— ASSIGNMENT —
Below are some entries. Copy each line in them that holds "liver".

(Beginning of MATERIAL FOR THE TASK)

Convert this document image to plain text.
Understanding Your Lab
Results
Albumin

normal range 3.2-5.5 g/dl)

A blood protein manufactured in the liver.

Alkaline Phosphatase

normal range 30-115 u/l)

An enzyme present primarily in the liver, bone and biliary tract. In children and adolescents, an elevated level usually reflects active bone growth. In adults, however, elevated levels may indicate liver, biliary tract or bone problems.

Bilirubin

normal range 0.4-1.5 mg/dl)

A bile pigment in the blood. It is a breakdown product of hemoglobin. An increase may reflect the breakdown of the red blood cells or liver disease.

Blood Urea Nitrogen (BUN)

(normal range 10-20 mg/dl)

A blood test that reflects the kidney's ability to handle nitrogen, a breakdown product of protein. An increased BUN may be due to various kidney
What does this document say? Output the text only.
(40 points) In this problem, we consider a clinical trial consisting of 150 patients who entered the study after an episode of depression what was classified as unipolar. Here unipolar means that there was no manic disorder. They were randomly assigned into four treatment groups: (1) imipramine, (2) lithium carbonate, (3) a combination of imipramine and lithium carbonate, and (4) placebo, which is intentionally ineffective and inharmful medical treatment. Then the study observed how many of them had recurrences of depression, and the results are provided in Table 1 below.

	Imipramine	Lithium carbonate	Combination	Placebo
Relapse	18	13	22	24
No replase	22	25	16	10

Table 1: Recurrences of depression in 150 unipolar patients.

(End of MATERIAL FOR THE TASK)

— ANSWER SECTION —
A blood protein manufactured in the liver.
An enzyme present primarily in the liver, bone and biliary tract. In children and adolescents, an elevated level usually reflects active bone growth. In adults, however, elevated levels may indicate liver, biliary tract or bone problems.
A bile pigment in the blood. It is a breakdown product of hemoglobin. An increase may reflect the breakdown of the red blood cells or liver disease.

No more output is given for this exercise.